AIM A
What correlation does the circulation-mode passage give between Z500-PC2 and the SH?
AIM B
Repeat the circulation-mode passage from "(a) Climatology (1980–2017;" up to and including "the 5% level.".
AIM C
Proceed with the circulation-mode passage, picking up after its final sentence.

---- EXTRACT TO READ

Correlation coefficients between EOF PCs of the DJF Z500 field and climate indices. Correlation coefficients significant at the 5% (1%) level are in italic (italic and bold). All fields are detrended according to the method described in the text.
(a) Climatology (1980–2017; red curve) and trend (days per winter season decade−1) of the longitudinal sector atmospheric blocking frequency during the period 1980–2017 (black curve) and 1990–2010 (blue curve). Red asterisks indicate that the trends are significant at the 10% level. (b) Composite longitudinal sector atmospheric blocking frequency for years above +0.5σ (thick lines) and below −0.5σ (thin lines) of Z500-PC1/PC2 (red and blue lines, respectively). Asterisks indicate that the composite frequencies are significantly different at the 5% level between the two groups of years. Units are days per winter season. (c) Correlation coefficients of the longitudinal sector atmospheric blocking frequency with the Z500-PC1/PC2 (red and blue lines, respectively). The dashed lines denote significance at the 5% level.
Citation: Journal of Climate 33, 13; 10.1175/JCLI-D-19-0403.1
The second circulation mode is characterized by a zonal wavelike pattern (Fig. 1c), reminiscent of the one in Zhong et al. (2018), albeit based on monthly composite anomalies in their study. The corresponding PC (Z500-PC2, Fig. 1d) exhibits moderate correlations with the EA/WR pattern (r = −0.55) and NAO (r = 0.67), and a higher correlation with the SH (r = 0.74). The correlation with ENSO is again weak (Table 1), while a strong link emerges with blocking frequency across northern Eurasia (blue line; Fig. 2c).
Both the Z500-PC1 and Z500-PC2 display strong interannual variability and decadal trends. The strongest upward trends coincide with the timing of the recent WACE pattern during 1990–2010 (0.9σ decade−1 for Z500-PC1, continuous red line in Fig. 1b and 0.7σ decade−1 for Z500-PC2, continuous red line in Fig. 1d; see also section 2a here and Fig. 2 in Cohen et al. 2014). This immediately points to a possible connection between the three. The strong upward trend in Z500-PC1 is consistent with the concomitant negative trend in the NAO (Iles and Hegerl 2017). The trends in both PCs during the entire 1980–2017 period are much weaker (0.2σ decade−1 for Z500-PC1, dashed red line in Fig. 1b, and 0.3σ decade−1 for Z500-PC2, dashed red line in Fig. 1d). This is also true for the atmospheric blocking frequency over eastern Canada–Greenland, the Ural region, and north Asia (blue vs black lines in Fig. 2a). Indeed, both Z500-PC1 and Z500-PC2 have exhibited a decrease from about 2010.
Both circulation modes exhibit close relationships with canonical variability patterns and regional atmospheric blocking frequencies. They also combine features of circulation patterns discussed in previous studies (e.g., Luo et al. 2016a; B. Luo et al. 2017; Yao et al. 2017; Gong and Luo 2017; Zhong et al. 2018). Thus, they appear to result from the complex interplay of several distinct circulation features.

--------
---- DATASET CONTENT

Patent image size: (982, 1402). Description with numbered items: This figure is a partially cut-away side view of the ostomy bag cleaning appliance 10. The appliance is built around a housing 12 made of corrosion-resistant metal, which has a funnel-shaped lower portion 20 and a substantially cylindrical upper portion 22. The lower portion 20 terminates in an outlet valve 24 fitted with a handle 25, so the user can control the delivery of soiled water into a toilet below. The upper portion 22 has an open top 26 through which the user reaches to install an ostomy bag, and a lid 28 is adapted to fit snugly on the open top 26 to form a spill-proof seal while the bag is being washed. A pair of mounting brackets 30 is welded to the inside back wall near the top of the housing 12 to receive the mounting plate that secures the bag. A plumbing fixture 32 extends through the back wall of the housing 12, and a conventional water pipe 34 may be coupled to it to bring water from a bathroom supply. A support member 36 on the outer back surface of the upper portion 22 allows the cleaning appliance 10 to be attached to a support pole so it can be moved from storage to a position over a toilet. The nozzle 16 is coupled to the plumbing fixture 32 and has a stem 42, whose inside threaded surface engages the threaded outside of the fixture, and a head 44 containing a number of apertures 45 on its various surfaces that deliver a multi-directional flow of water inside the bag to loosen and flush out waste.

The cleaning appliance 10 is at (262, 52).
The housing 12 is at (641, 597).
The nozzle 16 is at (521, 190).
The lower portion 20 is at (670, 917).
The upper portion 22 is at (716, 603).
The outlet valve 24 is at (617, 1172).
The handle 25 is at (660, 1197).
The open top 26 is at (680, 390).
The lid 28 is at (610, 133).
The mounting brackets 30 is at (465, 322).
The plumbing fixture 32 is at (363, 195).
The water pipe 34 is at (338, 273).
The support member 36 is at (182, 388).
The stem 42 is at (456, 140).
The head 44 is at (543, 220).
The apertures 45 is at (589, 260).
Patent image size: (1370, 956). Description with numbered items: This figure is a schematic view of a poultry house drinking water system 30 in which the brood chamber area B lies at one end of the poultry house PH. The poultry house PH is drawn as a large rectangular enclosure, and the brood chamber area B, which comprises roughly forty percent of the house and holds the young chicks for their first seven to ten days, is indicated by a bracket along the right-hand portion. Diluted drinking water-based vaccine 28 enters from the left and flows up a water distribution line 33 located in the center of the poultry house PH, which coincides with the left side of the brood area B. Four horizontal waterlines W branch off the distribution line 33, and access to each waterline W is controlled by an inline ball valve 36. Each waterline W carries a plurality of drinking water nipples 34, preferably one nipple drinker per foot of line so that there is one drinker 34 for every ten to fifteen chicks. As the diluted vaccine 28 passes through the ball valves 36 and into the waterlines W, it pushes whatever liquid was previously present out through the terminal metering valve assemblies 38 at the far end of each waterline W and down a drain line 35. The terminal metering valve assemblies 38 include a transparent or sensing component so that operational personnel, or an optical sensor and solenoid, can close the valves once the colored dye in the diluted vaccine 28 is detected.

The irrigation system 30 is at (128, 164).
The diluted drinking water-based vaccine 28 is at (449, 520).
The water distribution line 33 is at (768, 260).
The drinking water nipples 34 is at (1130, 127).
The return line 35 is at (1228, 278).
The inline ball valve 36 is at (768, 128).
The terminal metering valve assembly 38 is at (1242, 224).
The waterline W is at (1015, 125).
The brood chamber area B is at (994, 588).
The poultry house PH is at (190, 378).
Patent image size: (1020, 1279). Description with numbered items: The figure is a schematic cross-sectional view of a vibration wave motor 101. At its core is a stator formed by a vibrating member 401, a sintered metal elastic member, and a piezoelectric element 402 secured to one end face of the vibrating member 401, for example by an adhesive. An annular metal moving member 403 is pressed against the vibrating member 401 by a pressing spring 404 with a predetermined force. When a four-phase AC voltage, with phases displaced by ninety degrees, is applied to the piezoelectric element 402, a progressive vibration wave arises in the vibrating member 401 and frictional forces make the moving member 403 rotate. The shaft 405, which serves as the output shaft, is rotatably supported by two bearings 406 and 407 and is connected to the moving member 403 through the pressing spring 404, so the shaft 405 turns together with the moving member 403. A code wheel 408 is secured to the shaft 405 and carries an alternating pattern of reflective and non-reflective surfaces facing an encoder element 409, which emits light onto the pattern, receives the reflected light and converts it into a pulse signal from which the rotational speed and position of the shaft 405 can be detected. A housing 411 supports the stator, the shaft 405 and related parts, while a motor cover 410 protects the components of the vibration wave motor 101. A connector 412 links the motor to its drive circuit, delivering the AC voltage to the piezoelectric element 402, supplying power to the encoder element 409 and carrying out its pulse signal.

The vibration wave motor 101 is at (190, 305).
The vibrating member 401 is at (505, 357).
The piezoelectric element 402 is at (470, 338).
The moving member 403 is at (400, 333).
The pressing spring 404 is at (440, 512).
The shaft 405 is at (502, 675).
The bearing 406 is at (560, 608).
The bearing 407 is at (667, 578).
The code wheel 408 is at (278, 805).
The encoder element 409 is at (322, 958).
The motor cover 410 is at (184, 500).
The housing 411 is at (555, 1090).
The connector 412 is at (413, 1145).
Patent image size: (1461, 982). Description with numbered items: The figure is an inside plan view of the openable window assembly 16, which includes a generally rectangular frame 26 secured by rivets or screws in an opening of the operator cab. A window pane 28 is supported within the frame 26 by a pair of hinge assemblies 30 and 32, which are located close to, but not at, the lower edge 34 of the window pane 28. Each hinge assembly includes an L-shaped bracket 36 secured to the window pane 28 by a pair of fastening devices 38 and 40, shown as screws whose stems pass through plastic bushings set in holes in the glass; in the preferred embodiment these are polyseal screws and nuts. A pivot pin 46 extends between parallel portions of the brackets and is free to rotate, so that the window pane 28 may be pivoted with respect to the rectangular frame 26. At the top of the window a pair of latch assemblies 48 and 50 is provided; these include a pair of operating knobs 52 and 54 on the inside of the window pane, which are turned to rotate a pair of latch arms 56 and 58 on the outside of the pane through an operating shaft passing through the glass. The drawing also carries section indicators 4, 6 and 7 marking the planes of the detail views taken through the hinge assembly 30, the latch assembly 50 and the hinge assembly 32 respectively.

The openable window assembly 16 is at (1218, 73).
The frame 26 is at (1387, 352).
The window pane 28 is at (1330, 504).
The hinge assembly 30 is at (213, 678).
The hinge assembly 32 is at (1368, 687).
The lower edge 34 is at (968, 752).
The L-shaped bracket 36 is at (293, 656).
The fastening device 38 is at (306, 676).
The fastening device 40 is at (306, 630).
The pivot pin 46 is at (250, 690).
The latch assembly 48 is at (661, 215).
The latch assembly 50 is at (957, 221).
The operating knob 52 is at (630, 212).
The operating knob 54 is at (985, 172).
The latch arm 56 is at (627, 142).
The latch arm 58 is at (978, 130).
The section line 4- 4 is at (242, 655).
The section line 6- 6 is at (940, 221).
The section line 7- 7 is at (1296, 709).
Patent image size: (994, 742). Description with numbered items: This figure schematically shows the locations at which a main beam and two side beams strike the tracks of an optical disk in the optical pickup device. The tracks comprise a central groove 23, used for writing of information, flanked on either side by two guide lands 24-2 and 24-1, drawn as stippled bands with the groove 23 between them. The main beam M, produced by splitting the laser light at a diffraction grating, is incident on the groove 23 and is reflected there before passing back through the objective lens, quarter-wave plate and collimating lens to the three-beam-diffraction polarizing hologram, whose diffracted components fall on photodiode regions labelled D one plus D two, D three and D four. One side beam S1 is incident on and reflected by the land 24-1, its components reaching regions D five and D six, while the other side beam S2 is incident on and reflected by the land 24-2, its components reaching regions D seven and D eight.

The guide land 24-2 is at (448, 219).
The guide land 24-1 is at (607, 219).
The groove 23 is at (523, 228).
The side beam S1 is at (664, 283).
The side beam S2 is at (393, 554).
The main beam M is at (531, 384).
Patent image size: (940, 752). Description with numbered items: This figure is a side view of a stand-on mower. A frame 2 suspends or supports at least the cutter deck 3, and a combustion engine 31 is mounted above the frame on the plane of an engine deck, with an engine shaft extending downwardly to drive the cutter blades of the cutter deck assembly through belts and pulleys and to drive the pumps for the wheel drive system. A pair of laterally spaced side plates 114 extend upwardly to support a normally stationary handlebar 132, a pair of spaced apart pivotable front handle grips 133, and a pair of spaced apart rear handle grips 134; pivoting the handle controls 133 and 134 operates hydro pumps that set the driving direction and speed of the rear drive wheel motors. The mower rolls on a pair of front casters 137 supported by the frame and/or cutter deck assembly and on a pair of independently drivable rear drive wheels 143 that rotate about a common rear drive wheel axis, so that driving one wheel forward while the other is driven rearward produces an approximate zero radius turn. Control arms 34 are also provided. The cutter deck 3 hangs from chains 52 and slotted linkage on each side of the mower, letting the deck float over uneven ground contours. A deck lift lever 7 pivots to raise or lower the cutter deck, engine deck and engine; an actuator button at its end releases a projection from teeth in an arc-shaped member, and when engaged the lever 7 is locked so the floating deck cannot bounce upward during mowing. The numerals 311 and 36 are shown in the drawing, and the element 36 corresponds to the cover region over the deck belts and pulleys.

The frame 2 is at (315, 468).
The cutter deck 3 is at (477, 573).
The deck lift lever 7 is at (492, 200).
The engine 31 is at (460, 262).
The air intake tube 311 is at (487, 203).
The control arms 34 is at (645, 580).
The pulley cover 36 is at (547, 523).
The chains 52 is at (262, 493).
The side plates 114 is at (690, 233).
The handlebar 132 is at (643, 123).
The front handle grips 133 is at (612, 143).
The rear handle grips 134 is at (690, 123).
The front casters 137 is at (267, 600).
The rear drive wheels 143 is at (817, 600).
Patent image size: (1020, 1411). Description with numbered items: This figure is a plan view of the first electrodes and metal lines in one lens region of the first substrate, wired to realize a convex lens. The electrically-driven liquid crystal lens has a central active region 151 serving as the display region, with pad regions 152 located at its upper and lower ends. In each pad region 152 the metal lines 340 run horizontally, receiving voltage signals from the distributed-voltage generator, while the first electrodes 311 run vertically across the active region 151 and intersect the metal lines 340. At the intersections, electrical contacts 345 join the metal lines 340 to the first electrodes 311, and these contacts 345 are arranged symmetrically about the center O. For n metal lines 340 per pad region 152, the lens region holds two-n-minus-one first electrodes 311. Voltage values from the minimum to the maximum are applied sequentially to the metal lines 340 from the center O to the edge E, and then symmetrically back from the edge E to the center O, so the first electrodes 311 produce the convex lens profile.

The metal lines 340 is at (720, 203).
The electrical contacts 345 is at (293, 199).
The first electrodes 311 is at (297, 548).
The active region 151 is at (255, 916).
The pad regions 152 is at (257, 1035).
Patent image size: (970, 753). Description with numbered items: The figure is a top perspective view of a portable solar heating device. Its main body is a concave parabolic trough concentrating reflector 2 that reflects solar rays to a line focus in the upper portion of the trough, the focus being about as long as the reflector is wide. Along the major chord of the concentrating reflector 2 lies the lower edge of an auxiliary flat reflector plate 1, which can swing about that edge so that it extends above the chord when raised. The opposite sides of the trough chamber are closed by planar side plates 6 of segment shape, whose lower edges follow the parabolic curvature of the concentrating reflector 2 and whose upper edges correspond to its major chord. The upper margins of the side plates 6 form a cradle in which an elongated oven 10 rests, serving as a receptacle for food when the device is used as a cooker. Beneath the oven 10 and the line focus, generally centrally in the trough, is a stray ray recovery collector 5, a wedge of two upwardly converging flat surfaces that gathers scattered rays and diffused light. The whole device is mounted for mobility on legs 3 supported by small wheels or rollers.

--------

WRITTEN REPLY A
r = 0.74

WRITTEN REPLY B
(a) Climatology (1980–2017; red curve) and trend (days per winter season decade−1) of the longitudinal sector atmospheric blocking frequency during the period 1980–2017 (black curve) and 1990–2010 (blue curve). Red asterisks indicate that the trends are significant at the 10% level. (b) Composite longitudinal sector atmospheric blocking frequency for years above +0.5σ (thick lines) and below −0.5σ (thin lines) of Z500-PC1/PC2 (red and blue lines, respectively). Asterisks indicate that the composite frequencies are significantly different at the 5% level between the two groups of years. Units are days per winter season. (c) Correlation coefficients of the longitudinal sector atmospheric blocking frequency with the Z500-PC1/PC2 (red and blue lines, respectively). The dashed lines denote significance at the 5% level.

WRITTEN REPLY C
b. Associated large-scale patterns
Figure 3 displays the composite differences in DJF-mean values of several fields between high and low values of Z500-PC1 (left) and Z500-PC2 (right). As already noted, the first mode is closely associated with the AO/NAO pattern (Figs. 3a,e). However, when compared to the conventional AO pattern, the Arctic center of action in the SLP composite extends farther into Eurasia. The UV300 composite reveals an anticyclonic anomaly centered over Greenland (Fig. 3c), associated with more frequent Greenland blocking (thick red line, Fig. 2b)—in turn closely linked to the polarity of the NAO (e.g., Woollings et al. 2010; Davini et al. 2012). The North Atlantic jet is shifted southwestward during the positive phase of Z500-PC1 (not shown) in agreement with what is seen during the negative NAO. As discussed in section 5c(1), the anticyclonic anomaly over Greenland plays an important role in enhancing the moisture transport toward the Arctic region.
(left) Composites of (a) Z500 (gpm), (c) horizontal wind at 300 hPa (UV300; m s−1), and (e) sea level pressure (SLP; hPa) anomalies constructed for Z500-PC1 using the years above +0.5σ minus below −0.5σ. (right) As in the left panels, but for Z500-PC2. Composite anomalies significant at the 5% level are stippled (red vectors for UV300).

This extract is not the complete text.